■ **Provided data**
::::
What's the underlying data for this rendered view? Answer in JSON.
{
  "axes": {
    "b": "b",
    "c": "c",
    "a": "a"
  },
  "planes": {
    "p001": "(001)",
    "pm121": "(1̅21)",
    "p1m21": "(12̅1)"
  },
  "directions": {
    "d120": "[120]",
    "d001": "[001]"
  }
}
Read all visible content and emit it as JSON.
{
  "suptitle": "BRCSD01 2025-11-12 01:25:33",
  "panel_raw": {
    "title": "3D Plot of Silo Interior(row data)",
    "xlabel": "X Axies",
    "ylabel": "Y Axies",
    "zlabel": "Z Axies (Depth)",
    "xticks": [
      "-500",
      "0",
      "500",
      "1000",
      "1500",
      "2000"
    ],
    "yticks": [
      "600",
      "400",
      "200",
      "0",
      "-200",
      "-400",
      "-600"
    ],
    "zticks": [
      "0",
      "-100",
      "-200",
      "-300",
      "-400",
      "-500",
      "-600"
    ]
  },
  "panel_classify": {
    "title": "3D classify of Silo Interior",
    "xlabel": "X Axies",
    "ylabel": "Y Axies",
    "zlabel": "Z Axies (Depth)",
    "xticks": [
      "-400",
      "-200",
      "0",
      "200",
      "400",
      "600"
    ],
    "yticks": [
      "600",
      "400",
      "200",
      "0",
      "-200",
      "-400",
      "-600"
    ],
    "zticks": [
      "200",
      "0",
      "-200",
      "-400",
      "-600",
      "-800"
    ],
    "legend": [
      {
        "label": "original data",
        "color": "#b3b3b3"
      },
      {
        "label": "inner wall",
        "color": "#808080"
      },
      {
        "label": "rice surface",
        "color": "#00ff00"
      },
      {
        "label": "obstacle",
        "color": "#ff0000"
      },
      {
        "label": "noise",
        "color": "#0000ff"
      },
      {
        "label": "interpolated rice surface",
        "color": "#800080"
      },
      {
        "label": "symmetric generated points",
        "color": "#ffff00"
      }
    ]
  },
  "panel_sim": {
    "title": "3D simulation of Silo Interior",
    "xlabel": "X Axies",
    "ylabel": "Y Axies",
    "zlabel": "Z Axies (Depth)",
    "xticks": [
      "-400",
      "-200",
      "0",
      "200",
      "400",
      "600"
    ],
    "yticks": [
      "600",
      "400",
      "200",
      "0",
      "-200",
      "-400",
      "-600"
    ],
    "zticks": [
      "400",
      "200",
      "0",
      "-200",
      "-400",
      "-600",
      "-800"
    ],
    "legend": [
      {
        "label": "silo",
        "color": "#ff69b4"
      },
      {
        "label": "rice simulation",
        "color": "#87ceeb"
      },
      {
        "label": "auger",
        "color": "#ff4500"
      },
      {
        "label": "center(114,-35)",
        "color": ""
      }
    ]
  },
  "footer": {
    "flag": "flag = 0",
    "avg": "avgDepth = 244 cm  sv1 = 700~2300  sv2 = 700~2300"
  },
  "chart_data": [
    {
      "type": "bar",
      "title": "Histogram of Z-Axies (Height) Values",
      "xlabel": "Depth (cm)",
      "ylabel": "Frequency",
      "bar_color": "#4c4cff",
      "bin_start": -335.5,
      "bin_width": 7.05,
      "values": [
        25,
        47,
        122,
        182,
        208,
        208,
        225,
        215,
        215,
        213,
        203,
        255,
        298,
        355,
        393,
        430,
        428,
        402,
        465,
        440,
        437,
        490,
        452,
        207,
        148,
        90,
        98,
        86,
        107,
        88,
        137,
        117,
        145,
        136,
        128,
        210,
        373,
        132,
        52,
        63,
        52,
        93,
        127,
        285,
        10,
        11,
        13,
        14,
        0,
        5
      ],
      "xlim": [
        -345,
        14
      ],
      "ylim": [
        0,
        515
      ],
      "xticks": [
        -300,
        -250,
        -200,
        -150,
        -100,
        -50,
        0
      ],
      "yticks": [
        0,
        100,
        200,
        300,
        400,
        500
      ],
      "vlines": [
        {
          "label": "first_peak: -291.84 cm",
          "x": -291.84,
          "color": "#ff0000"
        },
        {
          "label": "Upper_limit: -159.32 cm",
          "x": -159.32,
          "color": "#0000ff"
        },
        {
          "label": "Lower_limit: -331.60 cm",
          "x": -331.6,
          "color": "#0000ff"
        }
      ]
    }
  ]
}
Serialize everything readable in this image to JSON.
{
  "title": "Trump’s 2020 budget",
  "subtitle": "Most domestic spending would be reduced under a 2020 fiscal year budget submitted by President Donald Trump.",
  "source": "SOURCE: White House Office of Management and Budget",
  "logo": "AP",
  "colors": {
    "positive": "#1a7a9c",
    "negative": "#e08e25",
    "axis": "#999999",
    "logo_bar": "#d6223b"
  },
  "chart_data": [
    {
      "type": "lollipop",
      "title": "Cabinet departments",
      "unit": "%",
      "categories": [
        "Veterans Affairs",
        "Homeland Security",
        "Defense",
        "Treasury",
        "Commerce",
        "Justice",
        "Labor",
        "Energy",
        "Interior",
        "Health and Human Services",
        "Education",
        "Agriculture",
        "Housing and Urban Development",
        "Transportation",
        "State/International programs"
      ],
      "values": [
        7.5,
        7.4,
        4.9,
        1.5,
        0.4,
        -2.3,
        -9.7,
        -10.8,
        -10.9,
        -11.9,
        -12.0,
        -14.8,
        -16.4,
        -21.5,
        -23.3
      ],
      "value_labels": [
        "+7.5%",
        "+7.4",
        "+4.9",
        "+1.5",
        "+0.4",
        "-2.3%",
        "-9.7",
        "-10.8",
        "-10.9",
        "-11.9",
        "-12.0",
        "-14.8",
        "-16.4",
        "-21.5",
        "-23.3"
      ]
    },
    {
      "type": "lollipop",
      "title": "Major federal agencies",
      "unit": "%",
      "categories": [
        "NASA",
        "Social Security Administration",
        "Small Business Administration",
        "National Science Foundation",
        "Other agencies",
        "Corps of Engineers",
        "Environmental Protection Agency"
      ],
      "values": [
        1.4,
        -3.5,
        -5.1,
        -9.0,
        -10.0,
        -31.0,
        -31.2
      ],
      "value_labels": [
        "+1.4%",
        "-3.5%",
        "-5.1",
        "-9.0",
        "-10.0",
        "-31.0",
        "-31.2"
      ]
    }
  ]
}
::::
■ **Requirement**
Copy every line of the records above that contains "agencies".

■ **Answer**
      "title": "Major federal agencies",
        "Other agencies",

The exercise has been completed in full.